▶ _GIVEN REQUEST_
Copy out every record below exactly as written, but leave out any pictures.

◇ ◇ ◇ ◇

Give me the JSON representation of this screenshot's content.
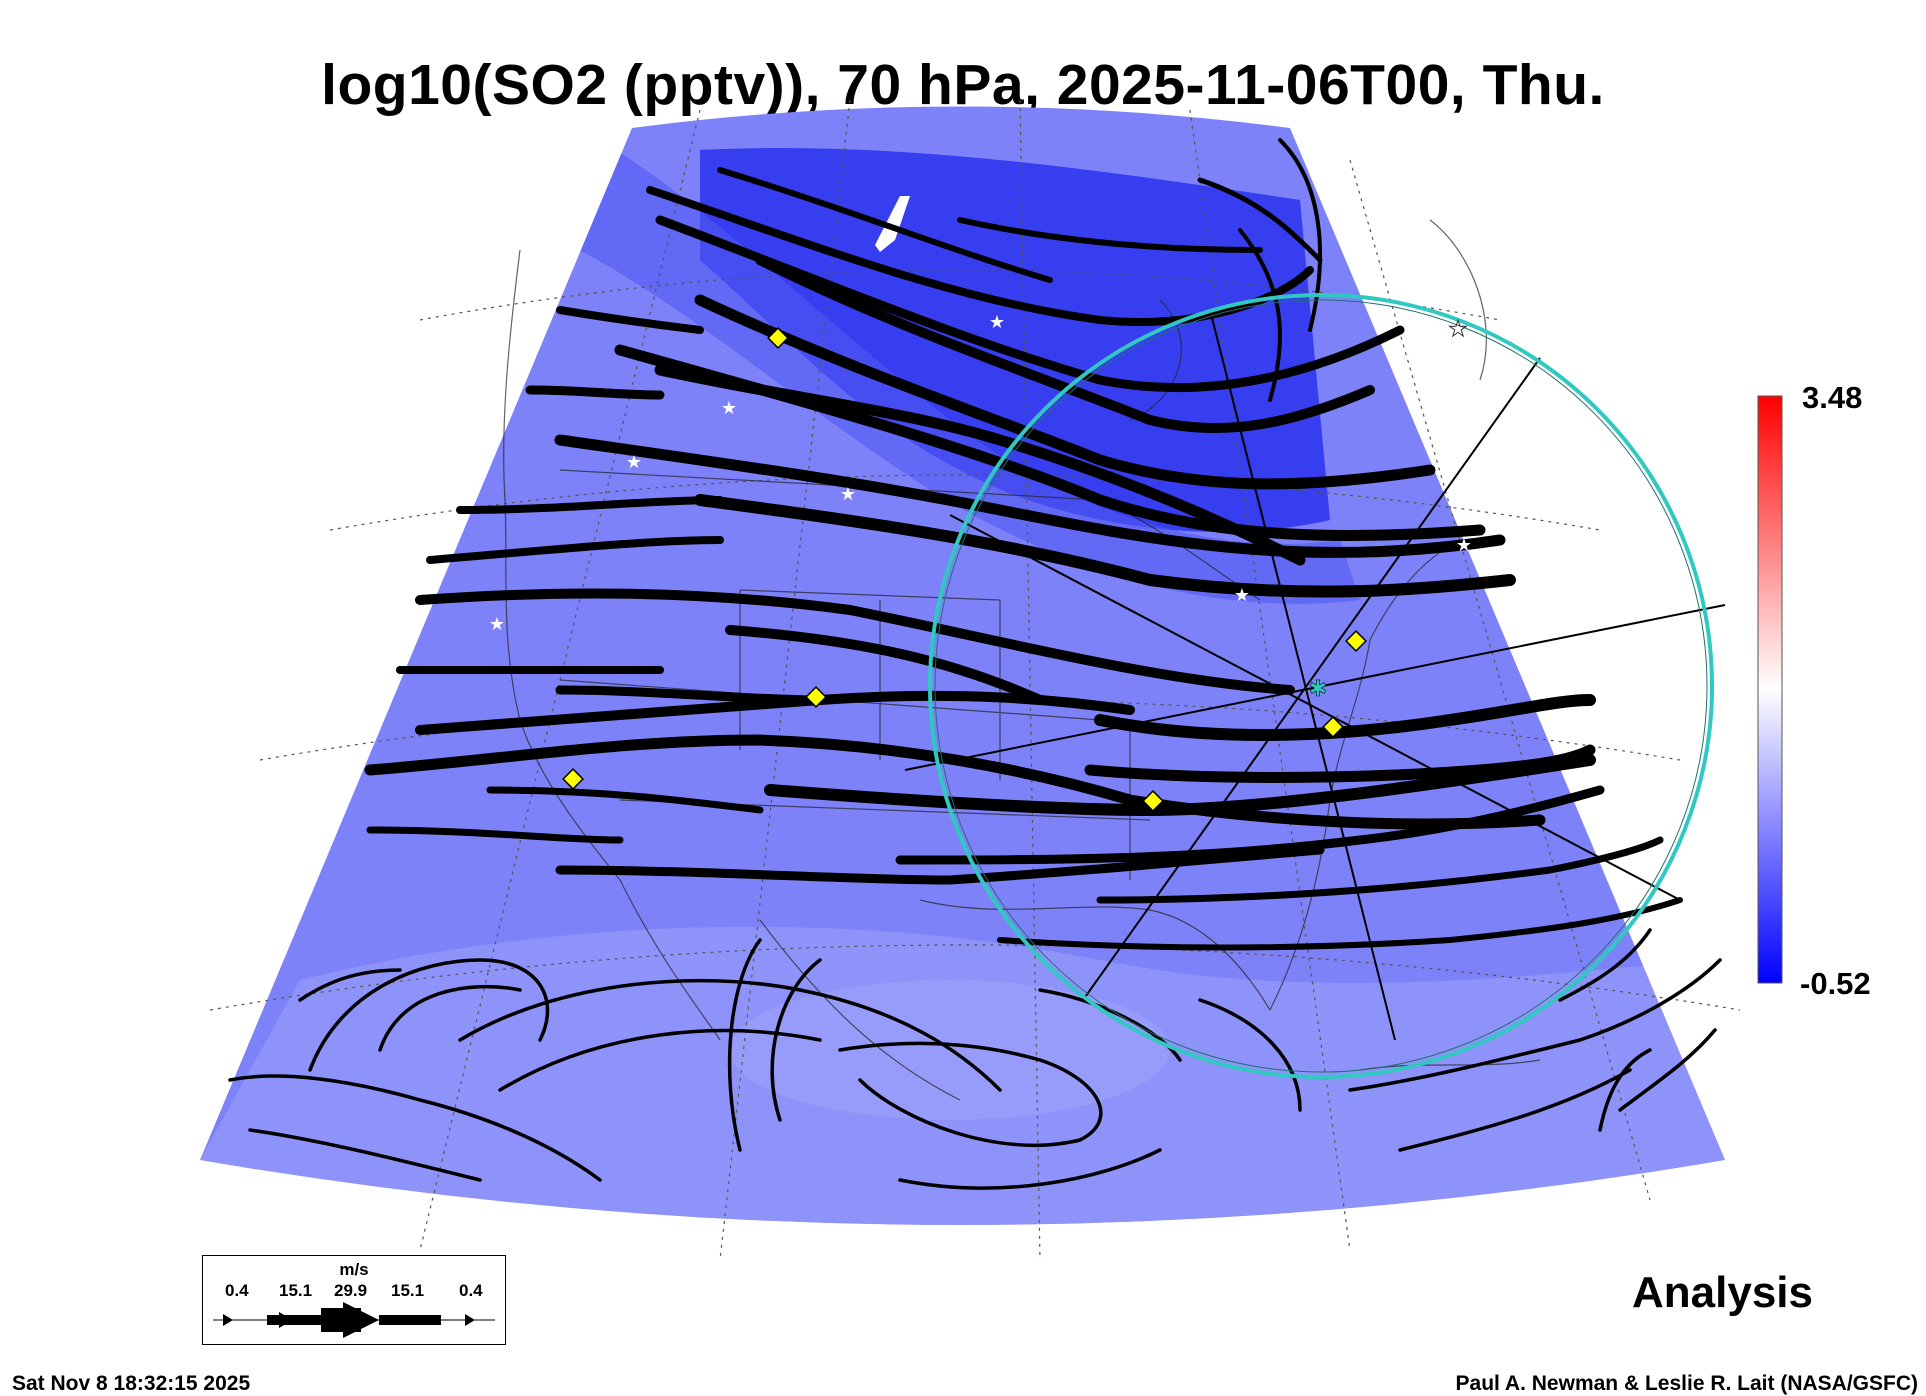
{
  "title": "log10(SO2 (pptv)), 70 hPa, 2025-11-06T00, Thu.",
  "colorbar": {
    "max_label": "3.48",
    "min_label": "-0.52",
    "colors": [
      "#0000ff",
      "#ffffff",
      "#ff0000"
    ]
  },
  "field_colors": {
    "background": "#7d82f8",
    "dark_band": "#2a32ee",
    "medium_band": "#5058f2",
    "light_region": "#9da2fa"
  },
  "flight_circle_color": "#30c8c0",
  "marker_colors": {
    "diamond": "#ffff00",
    "star": "#ffffff",
    "center": "#30c8c0"
  },
  "wind_legend": {
    "unit": "m/s",
    "values": [
      "0.4",
      "15.1",
      "29.9",
      "15.1",
      "0.4"
    ]
  },
  "analysis_label": "Analysis",
  "timestamp": "Sat Nov  8 18:32:15 2025",
  "credit": "Paul A. Newman & Leslie R. Lait (NASA/GSFC)"
}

◇ ◇ ◇ ◇

▶ _WORKED SOLUTION_
Give me the JSON representation of this screenshot's content.
{
  "title": "log10(SO2 (pptv)), 70 hPa, 2025-11-06T00, Thu.",
  "colorbar": {
    "max_label": "3.48",
    "min_label": "-0.52",
    "colors": [
      "#0000ff",
      "#ffffff",
      "#ff0000"
    ]
  },
  "field_colors": {
    "background": "#7d82f8",
    "dark_band": "#2a32ee",
    "medium_band": "#5058f2",
    "light_region": "#9da2fa"
  },
  "flight_circle_color": "#30c8c0",
  "marker_colors": {
    "diamond": "#ffff00",
    "star": "#ffffff",
    "center": "#30c8c0"
  },
  "wind_legend": {
    "unit": "m/s",
    "values": [
      "0.4",
      "15.1",
      "29.9",
      "15.1",
      "0.4"
    ]
  },
  "analysis_label": "Analysis",
  "timestamp": "Sat Nov  8 18:32:15 2025",
  "credit": "Paul A. Newman & Leslie R. Lait (NASA/GSFC)"
}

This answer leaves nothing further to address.